§ **WHAT IS EXPECTED**
Without altering anything, repeat each of the records.
#####
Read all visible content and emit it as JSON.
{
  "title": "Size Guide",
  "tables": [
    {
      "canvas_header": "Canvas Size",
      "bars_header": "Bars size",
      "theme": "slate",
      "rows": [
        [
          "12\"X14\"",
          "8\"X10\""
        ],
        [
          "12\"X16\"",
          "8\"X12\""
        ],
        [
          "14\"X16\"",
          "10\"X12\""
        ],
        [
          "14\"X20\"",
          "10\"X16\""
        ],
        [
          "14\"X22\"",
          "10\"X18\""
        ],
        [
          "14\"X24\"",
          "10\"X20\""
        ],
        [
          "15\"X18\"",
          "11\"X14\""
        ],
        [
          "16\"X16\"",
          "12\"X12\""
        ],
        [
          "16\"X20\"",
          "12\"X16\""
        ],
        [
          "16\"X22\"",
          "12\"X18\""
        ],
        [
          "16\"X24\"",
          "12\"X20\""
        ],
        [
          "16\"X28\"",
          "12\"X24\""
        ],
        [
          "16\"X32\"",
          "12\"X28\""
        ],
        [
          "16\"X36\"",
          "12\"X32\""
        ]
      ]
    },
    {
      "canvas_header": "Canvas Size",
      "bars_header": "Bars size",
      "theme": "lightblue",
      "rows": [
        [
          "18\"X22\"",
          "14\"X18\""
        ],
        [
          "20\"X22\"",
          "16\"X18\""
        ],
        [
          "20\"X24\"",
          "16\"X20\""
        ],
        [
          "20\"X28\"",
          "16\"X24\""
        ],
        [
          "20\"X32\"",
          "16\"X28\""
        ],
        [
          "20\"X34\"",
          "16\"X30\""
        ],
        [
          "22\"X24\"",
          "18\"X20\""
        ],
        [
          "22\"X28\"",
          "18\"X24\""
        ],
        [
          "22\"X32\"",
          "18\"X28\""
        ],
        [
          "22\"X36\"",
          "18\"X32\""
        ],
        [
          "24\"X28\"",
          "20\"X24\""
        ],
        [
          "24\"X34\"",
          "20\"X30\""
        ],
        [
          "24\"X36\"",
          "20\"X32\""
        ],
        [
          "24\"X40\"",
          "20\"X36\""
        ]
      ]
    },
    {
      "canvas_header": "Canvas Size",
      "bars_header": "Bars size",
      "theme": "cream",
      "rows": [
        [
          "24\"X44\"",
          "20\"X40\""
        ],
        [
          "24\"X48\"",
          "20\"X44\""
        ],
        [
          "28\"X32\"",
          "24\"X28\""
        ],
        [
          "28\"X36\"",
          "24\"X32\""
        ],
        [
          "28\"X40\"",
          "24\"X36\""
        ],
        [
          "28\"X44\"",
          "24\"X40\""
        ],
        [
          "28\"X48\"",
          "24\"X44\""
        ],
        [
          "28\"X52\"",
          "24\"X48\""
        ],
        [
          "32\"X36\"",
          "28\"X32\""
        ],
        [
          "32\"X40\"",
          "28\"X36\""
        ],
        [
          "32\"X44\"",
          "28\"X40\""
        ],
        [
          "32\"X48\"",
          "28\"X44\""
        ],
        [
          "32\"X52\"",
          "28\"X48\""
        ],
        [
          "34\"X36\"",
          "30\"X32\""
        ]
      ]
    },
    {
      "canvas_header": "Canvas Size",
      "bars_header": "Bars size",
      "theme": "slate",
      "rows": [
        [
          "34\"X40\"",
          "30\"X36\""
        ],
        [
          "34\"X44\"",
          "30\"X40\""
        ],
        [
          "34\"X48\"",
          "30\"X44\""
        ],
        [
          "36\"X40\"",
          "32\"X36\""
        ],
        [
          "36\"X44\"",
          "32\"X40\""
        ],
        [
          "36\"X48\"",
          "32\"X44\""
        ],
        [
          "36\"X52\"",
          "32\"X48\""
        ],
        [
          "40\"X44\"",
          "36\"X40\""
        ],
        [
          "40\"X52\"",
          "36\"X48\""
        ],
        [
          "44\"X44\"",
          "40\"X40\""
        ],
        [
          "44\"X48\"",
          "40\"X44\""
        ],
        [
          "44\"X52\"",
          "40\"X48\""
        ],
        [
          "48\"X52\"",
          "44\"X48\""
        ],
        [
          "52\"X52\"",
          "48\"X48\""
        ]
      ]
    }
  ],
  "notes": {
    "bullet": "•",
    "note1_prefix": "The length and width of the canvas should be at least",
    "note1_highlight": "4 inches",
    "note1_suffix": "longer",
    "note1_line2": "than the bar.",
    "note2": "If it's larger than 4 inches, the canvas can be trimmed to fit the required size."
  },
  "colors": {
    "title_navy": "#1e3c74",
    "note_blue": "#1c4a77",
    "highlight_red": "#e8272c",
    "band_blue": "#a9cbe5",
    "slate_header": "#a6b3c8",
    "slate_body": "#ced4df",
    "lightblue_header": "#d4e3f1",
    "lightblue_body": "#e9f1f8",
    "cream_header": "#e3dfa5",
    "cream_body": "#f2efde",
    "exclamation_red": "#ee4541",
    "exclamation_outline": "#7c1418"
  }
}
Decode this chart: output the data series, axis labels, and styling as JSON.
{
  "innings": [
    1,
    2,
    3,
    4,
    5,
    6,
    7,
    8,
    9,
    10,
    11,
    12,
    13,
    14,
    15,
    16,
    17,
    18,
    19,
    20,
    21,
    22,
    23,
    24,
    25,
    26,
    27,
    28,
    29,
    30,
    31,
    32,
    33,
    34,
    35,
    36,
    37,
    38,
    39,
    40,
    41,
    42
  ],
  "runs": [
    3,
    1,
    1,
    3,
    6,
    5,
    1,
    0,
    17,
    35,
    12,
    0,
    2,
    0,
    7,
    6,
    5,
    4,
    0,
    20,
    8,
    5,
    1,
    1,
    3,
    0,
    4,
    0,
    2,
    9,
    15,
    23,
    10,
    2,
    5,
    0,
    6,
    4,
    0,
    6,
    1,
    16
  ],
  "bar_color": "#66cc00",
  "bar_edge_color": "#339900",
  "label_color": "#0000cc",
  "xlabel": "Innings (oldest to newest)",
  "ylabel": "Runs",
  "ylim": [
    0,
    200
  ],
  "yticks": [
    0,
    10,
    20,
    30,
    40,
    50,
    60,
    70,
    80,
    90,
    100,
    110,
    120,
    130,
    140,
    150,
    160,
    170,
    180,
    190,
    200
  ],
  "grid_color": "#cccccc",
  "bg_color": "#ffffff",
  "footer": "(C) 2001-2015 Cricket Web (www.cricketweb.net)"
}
#####
§ **WRITTEN SOLUTION**
Read all visible content and emit it as JSON.
{
  "title": "Size Guide",
  "tables": [
    {
      "canvas_header": "Canvas Size",
      "bars_header": "Bars size",
      "theme": "slate",
      "rows": [
        [
          "12\"X14\"",
          "8\"X10\""
        ],
        [
          "12\"X16\"",
          "8\"X12\""
        ],
        [
          "14\"X16\"",
          "10\"X12\""
        ],
        [
          "14\"X20\"",
          "10\"X16\""
        ],
        [
          "14\"X22\"",
          "10\"X18\""
        ],
        [
          "14\"X24\"",
          "10\"X20\""
        ],
        [
          "15\"X18\"",
          "11\"X14\""
        ],
        [
          "16\"X16\"",
          "12\"X12\""
        ],
        [
          "16\"X20\"",
          "12\"X16\""
        ],
        [
          "16\"X22\"",
          "12\"X18\""
        ],
        [
          "16\"X24\"",
          "12\"X20\""
        ],
        [
          "16\"X28\"",
          "12\"X24\""
        ],
        [
          "16\"X32\"",
          "12\"X28\""
        ],
        [
          "16\"X36\"",
          "12\"X32\""
        ]
      ]
    },
    {
      "canvas_header": "Canvas Size",
      "bars_header": "Bars size",
      "theme": "lightblue",
      "rows": [
        [
          "18\"X22\"",
          "14\"X18\""
        ],
        [
          "20\"X22\"",
          "16\"X18\""
        ],
        [
          "20\"X24\"",
          "16\"X20\""
        ],
        [
          "20\"X28\"",
          "16\"X24\""
        ],
        [
          "20\"X32\"",
          "16\"X28\""
        ],
        [
          "20\"X34\"",
          "16\"X30\""
        ],
        [
          "22\"X24\"",
          "18\"X20\""
        ],
        [
          "22\"X28\"",
          "18\"X24\""
        ],
        [
          "22\"X32\"",
          "18\"X28\""
        ],
        [
          "22\"X36\"",
          "18\"X32\""
        ],
        [
          "24\"X28\"",
          "20\"X24\""
        ],
        [
          "24\"X34\"",
          "20\"X30\""
        ],
        [
          "24\"X36\"",
          "20\"X32\""
        ],
        [
          "24\"X40\"",
          "20\"X36\""
        ]
      ]
    },
    {
      "canvas_header": "Canvas Size",
      "bars_header": "Bars size",
      "theme": "cream",
      "rows": [
        [
          "24\"X44\"",
          "20\"X40\""
        ],
        [
          "24\"X48\"",
          "20\"X44\""
        ],
        [
          "28\"X32\"",
          "24\"X28\""
        ],
        [
          "28\"X36\"",
          "24\"X32\""
        ],
        [
          "28\"X40\"",
          "24\"X36\""
        ],
        [
          "28\"X44\"",
          "24\"X40\""
        ],
        [
          "28\"X48\"",
          "24\"X44\""
        ],
        [
          "28\"X52\"",
          "24\"X48\""
        ],
        [
          "32\"X36\"",
          "28\"X32\""
        ],
        [
          "32\"X40\"",
          "28\"X36\""
        ],
        [
          "32\"X44\"",
          "28\"X40\""
        ],
        [
          "32\"X48\"",
          "28\"X44\""
        ],
        [
          "32\"X52\"",
          "28\"X48\""
        ],
        [
          "34\"X36\"",
          "30\"X32\""
        ]
      ]
    },
    {
      "canvas_header": "Canvas Size",
      "bars_header": "Bars size",
      "theme": "slate",
      "rows": [
        [
          "34\"X40\"",
          "30\"X36\""
        ],
        [
          "34\"X44\"",
          "30\"X40\""
        ],
        [
          "34\"X48\"",
          "30\"X44\""
        ],
        [
          "36\"X40\"",
          "32\"X36\""
        ],
        [
          "36\"X44\"",
          "32\"X40\""
        ],
        [
          "36\"X48\"",
          "32\"X44\""
        ],
        [
          "36\"X52\"",
          "32\"X48\""
        ],
        [
          "40\"X44\"",
          "36\"X40\""
        ],
        [
          "40\"X52\"",
          "36\"X48\""
        ],
        [
          "44\"X44\"",
          "40\"X40\""
        ],
        [
          "44\"X48\"",
          "40\"X44\""
        ],
        [
          "44\"X52\"",
          "40\"X48\""
        ],
        [
          "48\"X52\"",
          "44\"X48\""
        ],
        [
          "52\"X52\"",
          "48\"X48\""
        ]
      ]
    }
  ],
  "notes": {
    "bullet": "•",
    "note1_prefix": "The length and width of the canvas should be at least",
    "note1_highlight": "4 inches",
    "note1_suffix": "longer",
    "note1_line2": "than the bar.",
    "note2": "If it's larger than 4 inches, the canvas can be trimmed to fit the required size."
  },
  "colors": {
    "title_navy": "#1e3c74",
    "note_blue": "#1c4a77",
    "highlight_red": "#e8272c",
    "band_blue": "#a9cbe5",
    "slate_header": "#a6b3c8",
    "slate_body": "#ced4df",
    "lightblue_header": "#d4e3f1",
    "lightblue_body": "#e9f1f8",
    "cream_header": "#e3dfa5",
    "cream_body": "#f2efde",
    "exclamation_red": "#ee4541",
    "exclamation_outline": "#7c1418"
  }
}
Decode this chart: output the data series, axis labels, and styling as JSON.
{
  "innings": [
    1,
    2,
    3,
    4,
    5,
    6,
    7,
    8,
    9,
    10,
    11,
    12,
    13,
    14,
    15,
    16,
    17,
    18,
    19,
    20,
    21,
    22,
    23,
    24,
    25,
    26,
    27,
    28,
    29,
    30,
    31,
    32,
    33,
    34,
    35,
    36,
    37,
    38,
    39,
    40,
    41,
    42
  ],
  "runs": [
    3,
    1,
    1,
    3,
    6,
    5,
    1,
    0,
    17,
    35,
    12,
    0,
    2,
    0,
    7,
    6,
    5,
    4,
    0,
    20,
    8,
    5,
    1,
    1,
    3,
    0,
    4,
    0,
    2,
    9,
    15,
    23,
    10,
    2,
    5,
    0,
    6,
    4,
    0,
    6,
    1,
    16
  ],
  "bar_color": "#66cc00",
  "bar_edge_color": "#339900",
  "label_color": "#0000cc",
  "xlabel": "Innings (oldest to newest)",
  "ylabel": "Runs",
  "ylim": [
    0,
    200
  ],
  "yticks": [
    0,
    10,
    20,
    30,
    40,
    50,
    60,
    70,
    80,
    90,
    100,
    110,
    120,
    130,
    140,
    150,
    160,
    170,
    180,
    190,
    200
  ],
  "grid_color": "#cccccc",
  "bg_color": "#ffffff",
  "footer": "(C) 2001-2015 Cricket Web (www.cricketweb.net)"
}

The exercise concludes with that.